##### DATASET #####

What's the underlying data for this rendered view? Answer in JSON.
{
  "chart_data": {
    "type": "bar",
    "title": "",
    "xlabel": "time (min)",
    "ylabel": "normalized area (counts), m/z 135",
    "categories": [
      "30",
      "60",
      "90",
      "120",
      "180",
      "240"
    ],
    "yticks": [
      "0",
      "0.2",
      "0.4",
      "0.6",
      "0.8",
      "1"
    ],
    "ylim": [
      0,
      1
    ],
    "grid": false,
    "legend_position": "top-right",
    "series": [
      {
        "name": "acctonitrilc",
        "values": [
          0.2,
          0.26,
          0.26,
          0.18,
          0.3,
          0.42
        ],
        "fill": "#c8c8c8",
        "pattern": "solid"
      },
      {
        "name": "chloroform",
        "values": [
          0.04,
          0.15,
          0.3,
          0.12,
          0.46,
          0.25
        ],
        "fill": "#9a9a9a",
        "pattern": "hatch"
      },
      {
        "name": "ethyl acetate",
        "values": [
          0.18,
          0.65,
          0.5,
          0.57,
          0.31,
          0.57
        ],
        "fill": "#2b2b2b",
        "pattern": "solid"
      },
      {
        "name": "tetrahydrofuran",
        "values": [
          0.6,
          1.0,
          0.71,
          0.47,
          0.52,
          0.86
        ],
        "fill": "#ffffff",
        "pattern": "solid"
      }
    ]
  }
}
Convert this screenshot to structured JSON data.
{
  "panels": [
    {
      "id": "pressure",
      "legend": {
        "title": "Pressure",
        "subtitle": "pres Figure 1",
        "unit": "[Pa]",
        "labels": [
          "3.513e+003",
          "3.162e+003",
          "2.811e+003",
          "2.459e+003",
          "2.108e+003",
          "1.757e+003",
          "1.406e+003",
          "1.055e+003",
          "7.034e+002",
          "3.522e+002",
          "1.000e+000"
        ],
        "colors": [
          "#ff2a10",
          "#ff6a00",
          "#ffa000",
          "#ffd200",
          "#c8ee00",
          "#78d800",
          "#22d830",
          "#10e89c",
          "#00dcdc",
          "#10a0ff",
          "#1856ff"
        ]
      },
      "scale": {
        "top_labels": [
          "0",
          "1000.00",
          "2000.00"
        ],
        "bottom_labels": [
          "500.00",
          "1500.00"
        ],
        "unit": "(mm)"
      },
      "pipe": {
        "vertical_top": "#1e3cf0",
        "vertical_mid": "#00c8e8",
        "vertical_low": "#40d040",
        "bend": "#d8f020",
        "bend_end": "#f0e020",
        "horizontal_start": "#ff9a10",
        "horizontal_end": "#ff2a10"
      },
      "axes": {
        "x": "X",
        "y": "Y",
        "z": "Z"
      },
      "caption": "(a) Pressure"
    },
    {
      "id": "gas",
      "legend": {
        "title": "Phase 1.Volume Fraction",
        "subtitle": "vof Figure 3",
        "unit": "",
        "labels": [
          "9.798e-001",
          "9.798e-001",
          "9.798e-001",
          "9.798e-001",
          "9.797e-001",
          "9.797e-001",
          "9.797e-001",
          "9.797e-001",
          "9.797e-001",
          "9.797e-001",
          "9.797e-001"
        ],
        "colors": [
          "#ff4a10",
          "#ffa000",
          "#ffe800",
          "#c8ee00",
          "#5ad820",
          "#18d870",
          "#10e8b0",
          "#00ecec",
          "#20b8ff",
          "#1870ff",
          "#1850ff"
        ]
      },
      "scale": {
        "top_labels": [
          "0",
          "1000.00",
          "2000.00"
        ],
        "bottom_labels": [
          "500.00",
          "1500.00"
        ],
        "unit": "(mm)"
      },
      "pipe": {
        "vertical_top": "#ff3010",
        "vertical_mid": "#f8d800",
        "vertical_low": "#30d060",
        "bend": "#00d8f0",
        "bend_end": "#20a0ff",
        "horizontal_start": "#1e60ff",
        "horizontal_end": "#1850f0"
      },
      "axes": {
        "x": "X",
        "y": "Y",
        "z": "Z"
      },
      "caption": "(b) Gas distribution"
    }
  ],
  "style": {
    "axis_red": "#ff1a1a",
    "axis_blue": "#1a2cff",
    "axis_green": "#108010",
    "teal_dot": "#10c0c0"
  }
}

#####

WHAT THE EXERCISE ASKS: Repeat all the entries exactly as given.

OUTPUT FOR THIS EXERCISE:
What's the underlying data for this rendered view? Answer in JSON.
{
  "chart_data": {
    "type": "bar",
    "title": "",
    "xlabel": "time (min)",
    "ylabel": "normalized area (counts), m/z 135",
    "categories": [
      "30",
      "60",
      "90",
      "120",
      "180",
      "240"
    ],
    "yticks": [
      "0",
      "0.2",
      "0.4",
      "0.6",
      "0.8",
      "1"
    ],
    "ylim": [
      0,
      1
    ],
    "grid": false,
    "legend_position": "top-right",
    "series": [
      {
        "name": "acctonitrilc",
        "values": [
          0.2,
          0.26,
          0.26,
          0.18,
          0.3,
          0.42
        ],
        "fill": "#c8c8c8",
        "pattern": "solid"
      },
      {
        "name": "chloroform",
        "values": [
          0.04,
          0.15,
          0.3,
          0.12,
          0.46,
          0.25
        ],
        "fill": "#9a9a9a",
        "pattern": "hatch"
      },
      {
        "name": "ethyl acetate",
        "values": [
          0.18,
          0.65,
          0.5,
          0.57,
          0.31,
          0.57
        ],
        "fill": "#2b2b2b",
        "pattern": "solid"
      },
      {
        "name": "tetrahydrofuran",
        "values": [
          0.6,
          1.0,
          0.71,
          0.47,
          0.52,
          0.86
        ],
        "fill": "#ffffff",
        "pattern": "solid"
      }
    ]
  }
}
Convert this screenshot to structured JSON data.
{
  "panels": [
    {
      "id": "pressure",
      "legend": {
        "title": "Pressure",
        "subtitle": "pres Figure 1",
        "unit": "[Pa]",
        "labels": [
          "3.513e+003",
          "3.162e+003",
          "2.811e+003",
          "2.459e+003",
          "2.108e+003",
          "1.757e+003",
          "1.406e+003",
          "1.055e+003",
          "7.034e+002",
          "3.522e+002",
          "1.000e+000"
        ],
        "colors": [
          "#ff2a10",
          "#ff6a00",
          "#ffa000",
          "#ffd200",
          "#c8ee00",
          "#78d800",
          "#22d830",
          "#10e89c",
          "#00dcdc",
          "#10a0ff",
          "#1856ff"
        ]
      },
      "scale": {
        "top_labels": [
          "0",
          "1000.00",
          "2000.00"
        ],
        "bottom_labels": [
          "500.00",
          "1500.00"
        ],
        "unit": "(mm)"
      },
      "pipe": {
        "vertical_top": "#1e3cf0",
        "vertical_mid": "#00c8e8",
        "vertical_low": "#40d040",
        "bend": "#d8f020",
        "bend_end": "#f0e020",
        "horizontal_start": "#ff9a10",
        "horizontal_end": "#ff2a10"
      },
      "axes": {
        "x": "X",
        "y": "Y",
        "z": "Z"
      },
      "caption": "(a) Pressure"
    },
    {
      "id": "gas",
      "legend": {
        "title": "Phase 1.Volume Fraction",
        "subtitle": "vof Figure 3",
        "unit": "",
        "labels": [
          "9.798e-001",
          "9.798e-001",
          "9.798e-001",
          "9.798e-001",
          "9.797e-001",
          "9.797e-001",
          "9.797e-001",
          "9.797e-001",
          "9.797e-001",
          "9.797e-001",
          "9.797e-001"
        ],
        "colors": [
          "#ff4a10",
          "#ffa000",
          "#ffe800",
          "#c8ee00",
          "#5ad820",
          "#18d870",
          "#10e8b0",
          "#00ecec",
          "#20b8ff",
          "#1870ff",
          "#1850ff"
        ]
      },
      "scale": {
        "top_labels": [
          "0",
          "1000.00",
          "2000.00"
        ],
        "bottom_labels": [
          "500.00",
          "1500.00"
        ],
        "unit": "(mm)"
      },
      "pipe": {
        "vertical_top": "#ff3010",
        "vertical_mid": "#f8d800",
        "vertical_low": "#30d060",
        "bend": "#00d8f0",
        "bend_end": "#20a0ff",
        "horizontal_start": "#1e60ff",
        "horizontal_end": "#1850f0"
      },
      "axes": {
        "x": "X",
        "y": "Y",
        "z": "Z"
      },
      "caption": "(b) Gas distribution"
    }
  ],
  "style": {
    "axis_red": "#ff1a1a",
    "axis_blue": "#1a2cff",
    "axis_green": "#108010",
    "teal_dot": "#10c0c0"
  }
}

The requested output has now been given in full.